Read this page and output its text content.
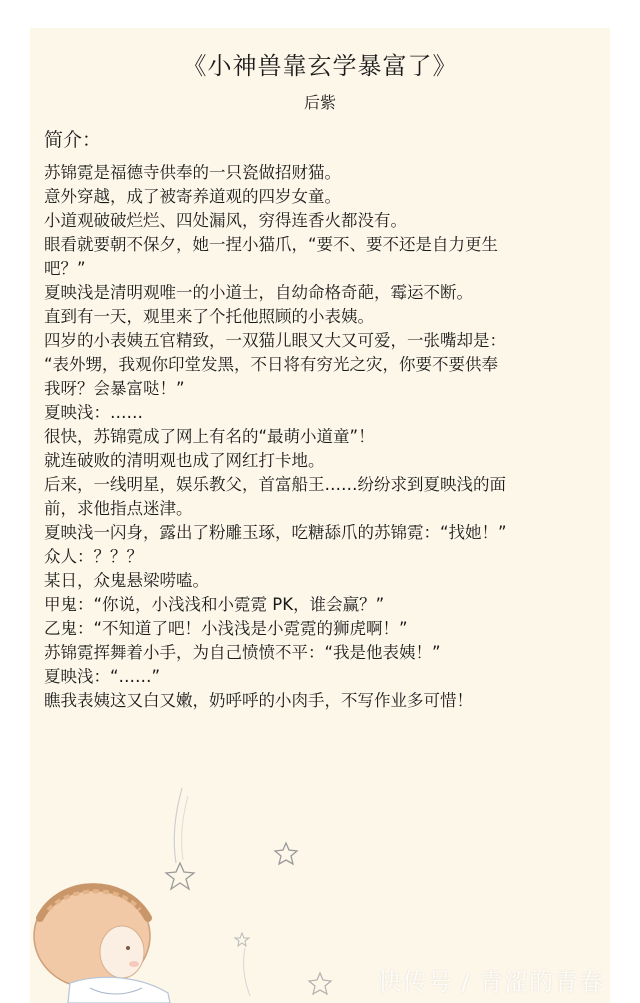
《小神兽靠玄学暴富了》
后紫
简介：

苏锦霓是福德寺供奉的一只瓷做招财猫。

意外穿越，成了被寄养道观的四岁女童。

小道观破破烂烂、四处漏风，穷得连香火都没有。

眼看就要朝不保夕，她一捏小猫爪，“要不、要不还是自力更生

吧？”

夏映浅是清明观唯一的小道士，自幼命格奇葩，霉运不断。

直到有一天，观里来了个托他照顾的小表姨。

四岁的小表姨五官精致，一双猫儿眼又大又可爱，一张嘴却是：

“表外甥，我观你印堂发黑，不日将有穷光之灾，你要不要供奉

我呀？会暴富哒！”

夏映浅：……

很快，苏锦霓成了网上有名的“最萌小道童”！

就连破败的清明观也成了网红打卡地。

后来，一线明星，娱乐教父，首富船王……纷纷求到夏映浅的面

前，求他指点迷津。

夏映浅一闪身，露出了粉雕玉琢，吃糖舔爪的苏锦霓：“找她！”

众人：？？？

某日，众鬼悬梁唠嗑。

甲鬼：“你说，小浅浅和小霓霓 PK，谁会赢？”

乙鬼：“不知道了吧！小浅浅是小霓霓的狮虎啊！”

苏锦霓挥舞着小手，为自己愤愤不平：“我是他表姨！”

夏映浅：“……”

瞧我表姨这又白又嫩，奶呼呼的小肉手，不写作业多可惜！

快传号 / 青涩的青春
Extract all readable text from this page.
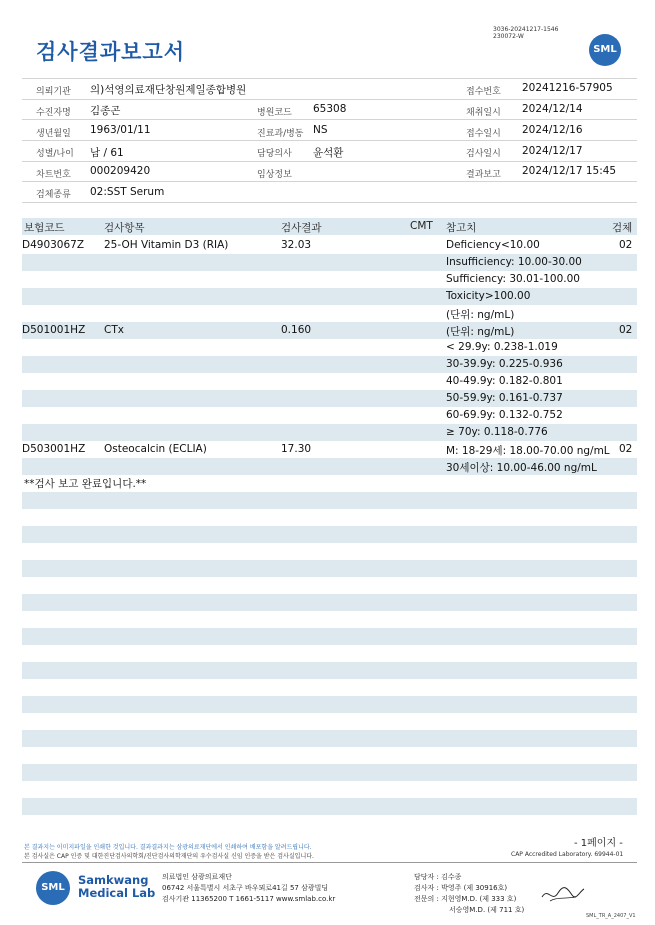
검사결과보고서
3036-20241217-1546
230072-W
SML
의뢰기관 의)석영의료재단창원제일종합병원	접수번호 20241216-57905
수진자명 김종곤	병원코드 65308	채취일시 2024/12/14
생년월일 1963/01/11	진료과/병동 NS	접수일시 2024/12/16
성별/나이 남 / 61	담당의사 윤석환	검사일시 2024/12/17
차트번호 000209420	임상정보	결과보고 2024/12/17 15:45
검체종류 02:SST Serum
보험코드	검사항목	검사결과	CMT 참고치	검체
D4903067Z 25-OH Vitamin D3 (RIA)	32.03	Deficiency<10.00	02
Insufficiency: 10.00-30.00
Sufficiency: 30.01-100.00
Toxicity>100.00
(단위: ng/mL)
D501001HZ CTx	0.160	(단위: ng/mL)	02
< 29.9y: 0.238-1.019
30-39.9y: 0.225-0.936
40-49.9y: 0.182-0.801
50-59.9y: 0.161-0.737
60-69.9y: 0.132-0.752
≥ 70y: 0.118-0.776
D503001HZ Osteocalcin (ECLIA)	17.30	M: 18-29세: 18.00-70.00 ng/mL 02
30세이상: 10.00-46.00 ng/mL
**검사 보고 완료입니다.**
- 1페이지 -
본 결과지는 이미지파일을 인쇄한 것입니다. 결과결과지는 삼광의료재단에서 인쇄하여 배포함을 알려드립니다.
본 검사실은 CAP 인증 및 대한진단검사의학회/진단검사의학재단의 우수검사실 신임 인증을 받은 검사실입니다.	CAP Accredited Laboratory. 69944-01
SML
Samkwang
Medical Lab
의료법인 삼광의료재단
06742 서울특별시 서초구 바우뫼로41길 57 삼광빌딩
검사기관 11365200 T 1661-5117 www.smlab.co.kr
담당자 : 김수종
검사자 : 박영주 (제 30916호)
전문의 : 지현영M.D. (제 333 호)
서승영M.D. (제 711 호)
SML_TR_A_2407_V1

**Goal:** Check each line above for the string "page", then copy the ones that have it.

**Completed exercise:**
Read this page and output its text content.
Extract all readable text from this page.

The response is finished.